Susun semua baris pada seluruh entri di bawah ini sebagai daftar JSON berisi string, satu string untuk setiap baris, dan lewati baris kosong. Jangan sertakan gambar dalam jawaban.

## ENTRI YANG DIBERIKAN
-=-=-=-=-

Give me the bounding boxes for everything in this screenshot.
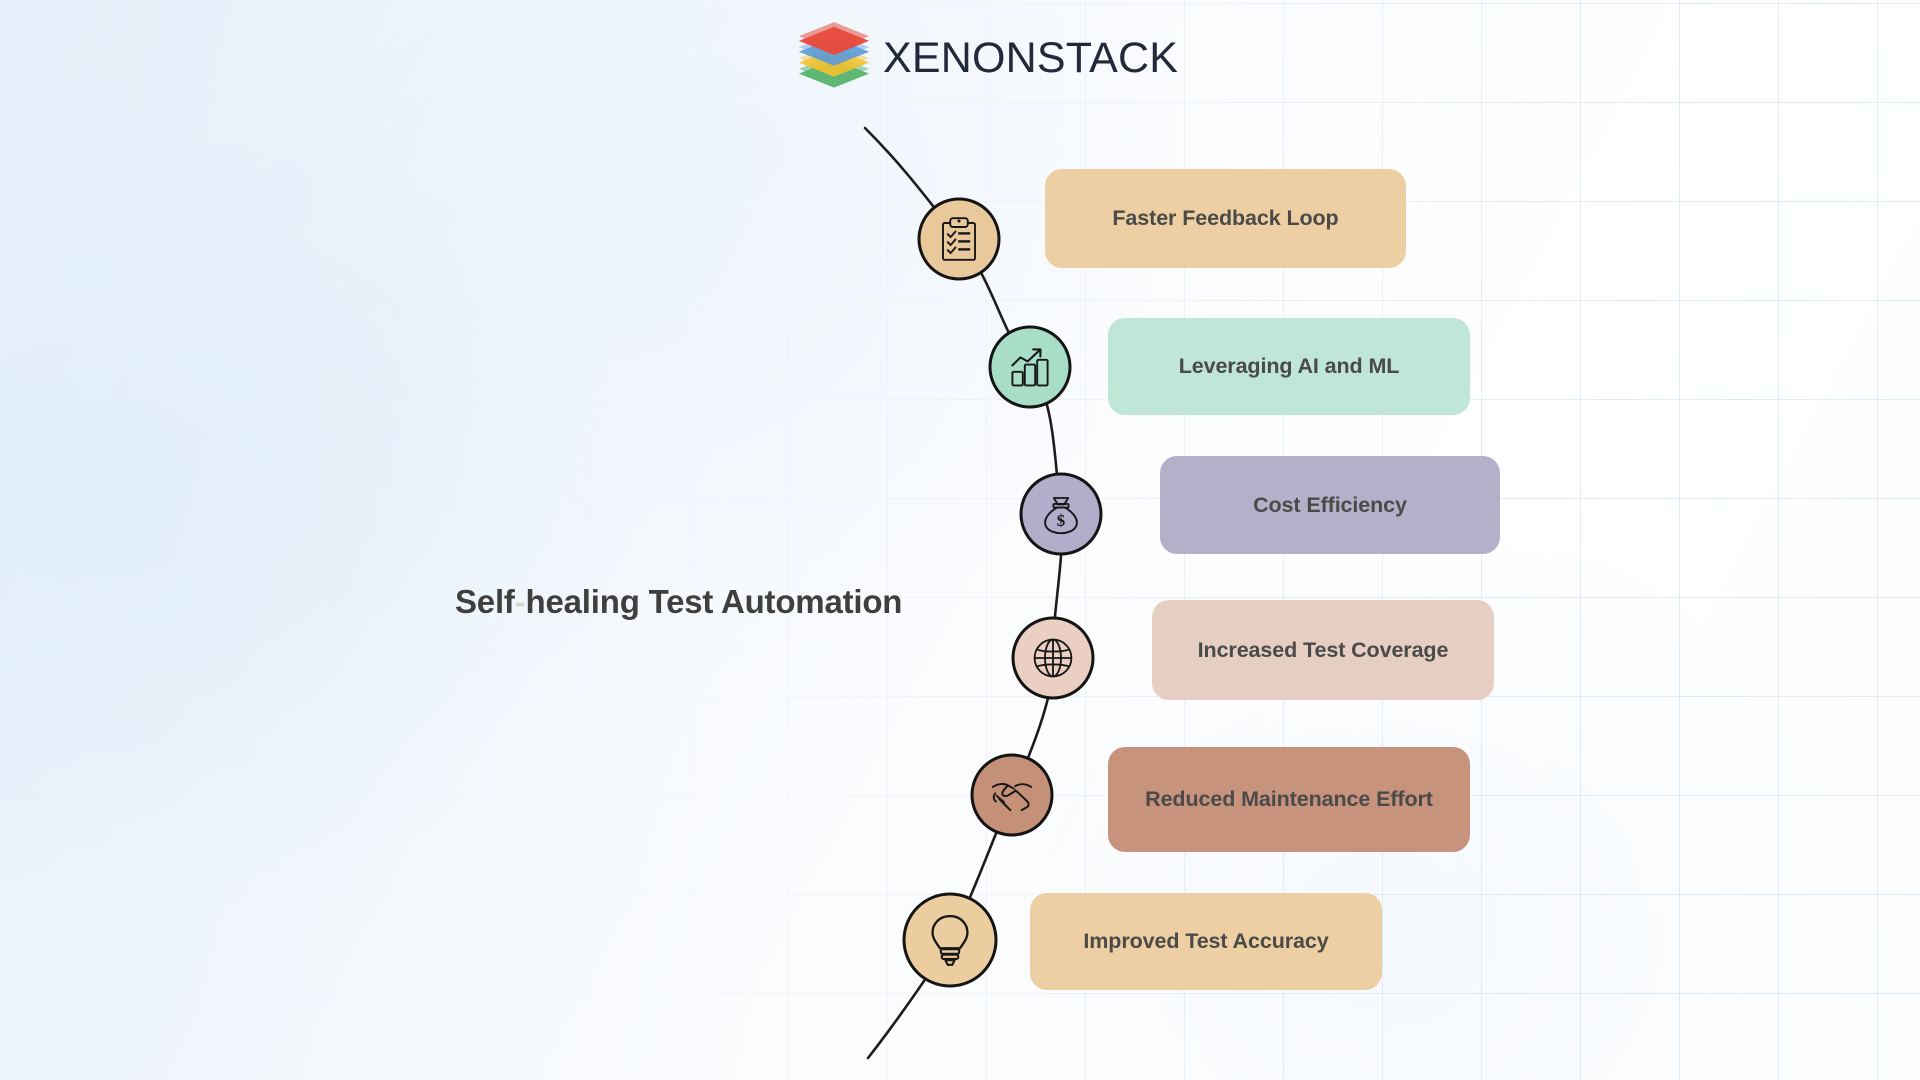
label-text: Increased Test Coverage bbox=[1197, 637, 1449, 662]
label-text: Reduced Maintenance Effort bbox=[1145, 787, 1433, 811]
label-text: Leveraging AI and ML bbox=[1178, 354, 1400, 378]
node-circle bbox=[917, 197, 1001, 281]
label-text: Improved Test Accuracy bbox=[1083, 929, 1329, 953]
node-circle bbox=[988, 325, 1072, 409]
label-text: Cost Efficiency bbox=[1253, 492, 1407, 517]
flow-diagram: $ bbox=[863, 126, 1103, 1060]
node-circle bbox=[902, 892, 998, 988]
globe-icon bbox=[1033, 638, 1073, 678]
node-faster-feedback-loop[interactable] bbox=[917, 197, 1001, 281]
label-box-leveraging-ai-and-ml[interactable]: Leveraging AI and ML bbox=[1108, 318, 1470, 415]
label-text: Faster Feedback Loop bbox=[1112, 206, 1339, 230]
node-improved-test-accuracy[interactable] bbox=[902, 892, 998, 988]
label-box-increased-test-coverage[interactable]: Increased Test Coverage bbox=[1152, 600, 1494, 700]
node-reduced-maintenance-effort[interactable] bbox=[970, 753, 1054, 837]
node-leveraging-ai-and-ml[interactable] bbox=[988, 325, 1072, 409]
node-circle bbox=[970, 753, 1054, 837]
label-box-faster-feedback-loop[interactable]: Faster Feedback Loop bbox=[1045, 169, 1406, 268]
label-box-cost-efficiency[interactable]: Cost Efficiency bbox=[1160, 456, 1500, 554]
node-cost-efficiency[interactable] bbox=[1019, 472, 1103, 556]
node-increased-test-coverage[interactable] bbox=[1011, 616, 1095, 700]
label-box-improved-test-accuracy[interactable]: Improved Test Accuracy bbox=[1030, 893, 1382, 990]
label-box-reduced-maintenance-effort[interactable]: Reduced Maintenance Effort bbox=[1108, 747, 1470, 852]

-=-=-=-=-

## PENYELESAIAN TUGAS
[
  "Give me the bounding boxes for everything in this screenshot.",
  "label-text: Increased Test Coverage bbox=[1197, 637, 1449, 662]",
  "label-text: Reduced Maintenance Effort bbox=[1145, 787, 1433, 811]",
  "label-text: Leveraging AI and ML bbox=[1178, 354, 1400, 378]",
  "node-circle bbox=[917, 197, 1001, 281]",
  "label-text: Improved Test Accuracy bbox=[1083, 929, 1329, 953]",
  "node-circle bbox=[988, 325, 1072, 409]",
  "label-text: Cost Efficiency bbox=[1253, 492, 1407, 517]",
  "flow-diagram: $ bbox=[863, 126, 1103, 1060]",
  "node-circle bbox=[902, 892, 998, 988]",
  "globe-icon bbox=[1033, 638, 1073, 678]",
  "node-faster-feedback-loop[interactable] bbox=[917, 197, 1001, 281]",
  "label-box-leveraging-ai-and-ml[interactable]: Leveraging AI and ML bbox=[1108, 318, 1470, 415]",
  "label-text: Faster Feedback Loop bbox=[1112, 206, 1339, 230]",
  "node-improved-test-accuracy[interactable] bbox=[902, 892, 998, 988]",
  "label-box-increased-test-coverage[interactable]: Increased Test Coverage bbox=[1152, 600, 1494, 700]",
  "node-reduced-maintenance-effort[interactable] bbox=[970, 753, 1054, 837]",
  "node-leveraging-ai-and-ml[interactable] bbox=[988, 325, 1072, 409]",
  "node-circle bbox=[970, 753, 1054, 837]",
  "label-box-faster-feedback-loop[interactable]: Faster Feedback Loop bbox=[1045, 169, 1406, 268]",
  "label-box-cost-efficiency[interactable]: Cost Efficiency bbox=[1160, 456, 1500, 554]",
  "node-cost-efficiency[interactable] bbox=[1019, 472, 1103, 556]",
  "node-increased-test-coverage[interactable] bbox=[1011, 616, 1095, 700]",
  "label-box-improved-test-accuracy[interactable]: Improved Test Accuracy bbox=[1030, 893, 1382, 990]",
  "label-box-reduced-maintenance-effort[interactable]: Reduced Maintenance Effort bbox=[1108, 747, 1470, 852]"
]